Required task: Output the lines that follow exactly as they are.

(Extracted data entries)
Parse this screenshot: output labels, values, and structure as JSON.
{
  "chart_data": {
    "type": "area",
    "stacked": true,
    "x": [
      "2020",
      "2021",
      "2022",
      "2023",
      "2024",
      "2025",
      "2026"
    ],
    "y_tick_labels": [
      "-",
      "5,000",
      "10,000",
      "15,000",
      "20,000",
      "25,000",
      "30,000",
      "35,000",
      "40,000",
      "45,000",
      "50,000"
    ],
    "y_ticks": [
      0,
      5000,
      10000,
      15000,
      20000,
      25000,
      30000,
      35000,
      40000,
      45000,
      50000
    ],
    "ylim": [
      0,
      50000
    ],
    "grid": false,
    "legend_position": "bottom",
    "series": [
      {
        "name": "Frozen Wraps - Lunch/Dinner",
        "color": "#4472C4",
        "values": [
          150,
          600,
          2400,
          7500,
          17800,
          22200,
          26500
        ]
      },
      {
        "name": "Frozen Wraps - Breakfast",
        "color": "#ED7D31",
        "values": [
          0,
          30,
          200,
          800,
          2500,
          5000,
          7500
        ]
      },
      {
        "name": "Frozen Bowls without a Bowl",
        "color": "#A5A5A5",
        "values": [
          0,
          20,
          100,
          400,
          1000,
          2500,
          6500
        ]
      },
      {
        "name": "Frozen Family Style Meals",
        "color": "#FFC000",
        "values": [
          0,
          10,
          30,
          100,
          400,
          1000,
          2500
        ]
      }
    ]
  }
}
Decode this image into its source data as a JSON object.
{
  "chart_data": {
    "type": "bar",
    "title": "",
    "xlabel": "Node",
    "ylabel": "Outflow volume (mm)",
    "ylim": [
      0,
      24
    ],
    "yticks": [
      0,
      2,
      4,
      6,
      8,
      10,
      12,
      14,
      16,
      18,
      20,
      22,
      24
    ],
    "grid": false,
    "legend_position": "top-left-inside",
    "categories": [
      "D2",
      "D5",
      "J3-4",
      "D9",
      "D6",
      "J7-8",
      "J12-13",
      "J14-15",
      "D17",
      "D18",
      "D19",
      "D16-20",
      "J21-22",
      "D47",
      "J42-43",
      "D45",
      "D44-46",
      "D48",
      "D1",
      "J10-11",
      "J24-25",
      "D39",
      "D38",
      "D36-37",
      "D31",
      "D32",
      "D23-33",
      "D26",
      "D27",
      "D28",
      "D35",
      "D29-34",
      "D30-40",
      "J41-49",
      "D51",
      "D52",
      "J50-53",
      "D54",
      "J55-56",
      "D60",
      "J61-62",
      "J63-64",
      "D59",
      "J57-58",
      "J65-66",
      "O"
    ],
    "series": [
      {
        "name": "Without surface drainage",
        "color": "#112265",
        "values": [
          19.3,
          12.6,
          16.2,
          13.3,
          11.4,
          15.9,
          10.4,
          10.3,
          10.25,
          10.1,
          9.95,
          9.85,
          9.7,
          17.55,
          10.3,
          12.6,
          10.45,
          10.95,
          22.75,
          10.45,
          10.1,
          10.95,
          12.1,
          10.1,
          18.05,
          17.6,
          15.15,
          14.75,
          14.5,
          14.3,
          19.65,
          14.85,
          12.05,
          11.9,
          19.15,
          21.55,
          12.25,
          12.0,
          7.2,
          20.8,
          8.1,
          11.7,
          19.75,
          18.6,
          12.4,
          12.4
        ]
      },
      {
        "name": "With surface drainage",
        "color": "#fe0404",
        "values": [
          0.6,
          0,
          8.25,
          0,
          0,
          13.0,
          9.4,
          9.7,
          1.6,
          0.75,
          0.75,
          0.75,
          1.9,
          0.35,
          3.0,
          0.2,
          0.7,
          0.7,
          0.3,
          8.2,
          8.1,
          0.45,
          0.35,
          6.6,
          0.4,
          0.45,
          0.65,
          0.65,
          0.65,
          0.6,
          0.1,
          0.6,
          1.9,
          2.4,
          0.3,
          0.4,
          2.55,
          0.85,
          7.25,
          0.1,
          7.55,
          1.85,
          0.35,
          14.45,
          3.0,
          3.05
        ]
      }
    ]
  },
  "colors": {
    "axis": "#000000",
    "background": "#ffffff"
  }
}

Answer to this exercise:
Parse this screenshot: output labels, values, and structure as JSON.
{
  "chart_data": {
    "type": "area",
    "stacked": true,
    "x": [
      "2020",
      "2021",
      "2022",
      "2023",
      "2024",
      "2025",
      "2026"
    ],
    "y_tick_labels": [
      "-",
      "5,000",
      "10,000",
      "15,000",
      "20,000",
      "25,000",
      "30,000",
      "35,000",
      "40,000",
      "45,000",
      "50,000"
    ],
    "y_ticks": [
      0,
      5000,
      10000,
      15000,
      20000,
      25000,
      30000,
      35000,
      40000,
      45000,
      50000
    ],
    "ylim": [
      0,
      50000
    ],
    "grid": false,
    "legend_position": "bottom",
    "series": [
      {
        "name": "Frozen Wraps - Lunch/Dinner",
        "color": "#4472C4",
        "values": [
          150,
          600,
          2400,
          7500,
          17800,
          22200,
          26500
        ]
      },
      {
        "name": "Frozen Wraps - Breakfast",
        "color": "#ED7D31",
        "values": [
          0,
          30,
          200,
          800,
          2500,
          5000,
          7500
        ]
      },
      {
        "name": "Frozen Bowls without a Bowl",
        "color": "#A5A5A5",
        "values": [
          0,
          20,
          100,
          400,
          1000,
          2500,
          6500
        ]
      },
      {
        "name": "Frozen Family Style Meals",
        "color": "#FFC000",
        "values": [
          0,
          10,
          30,
          100,
          400,
          1000,
          2500
        ]
      }
    ]
  }
}
Decode this image into its source data as a JSON object.
{
  "chart_data": {
    "type": "bar",
    "title": "",
    "xlabel": "Node",
    "ylabel": "Outflow volume (mm)",
    "ylim": [
      0,
      24
    ],
    "yticks": [
      0,
      2,
      4,
      6,
      8,
      10,
      12,
      14,
      16,
      18,
      20,
      22,
      24
    ],
    "grid": false,
    "legend_position": "top-left-inside",
    "categories": [
      "D2",
      "D5",
      "J3-4",
      "D9",
      "D6",
      "J7-8",
      "J12-13",
      "J14-15",
      "D17",
      "D18",
      "D19",
      "D16-20",
      "J21-22",
      "D47",
      "J42-43",
      "D45",
      "D44-46",
      "D48",
      "D1",
      "J10-11",
      "J24-25",
      "D39",
      "D38",
      "D36-37",
      "D31",
      "D32",
      "D23-33",
      "D26",
      "D27",
      "D28",
      "D35",
      "D29-34",
      "D30-40",
      "J41-49",
      "D51",
      "D52",
      "J50-53",
      "D54",
      "J55-56",
      "D60",
      "J61-62",
      "J63-64",
      "D59",
      "J57-58",
      "J65-66",
      "O"
    ],
    "series": [
      {
        "name": "Without surface drainage",
        "color": "#112265",
        "values": [
          19.3,
          12.6,
          16.2,
          13.3,
          11.4,
          15.9,
          10.4,
          10.3,
          10.25,
          10.1,
          9.95,
          9.85,
          9.7,
          17.55,
          10.3,
          12.6,
          10.45,
          10.95,
          22.75,
          10.45,
          10.1,
          10.95,
          12.1,
          10.1,
          18.05,
          17.6,
          15.15,
          14.75,
          14.5,
          14.3,
          19.65,
          14.85,
          12.05,
          11.9,
          19.15,
          21.55,
          12.25,
          12.0,
          7.2,
          20.8,
          8.1,
          11.7,
          19.75,
          18.6,
          12.4,
          12.4
        ]
      },
      {
        "name": "With surface drainage",
        "color": "#fe0404",
        "values": [
          0.6,
          0,
          8.25,
          0,
          0,
          13.0,
          9.4,
          9.7,
          1.6,
          0.75,
          0.75,
          0.75,
          1.9,
          0.35,
          3.0,
          0.2,
          0.7,
          0.7,
          0.3,
          8.2,
          8.1,
          0.45,
          0.35,
          6.6,
          0.4,
          0.45,
          0.65,
          0.65,
          0.65,
          0.6,
          0.1,
          0.6,
          1.9,
          2.4,
          0.3,
          0.4,
          2.55,
          0.85,
          7.25,
          0.1,
          7.55,
          1.85,
          0.35,
          14.45,
          3.0,
          3.05
        ]
      }
    ]
  },
  "colors": {
    "axis": "#000000",
    "background": "#ffffff"
  }
}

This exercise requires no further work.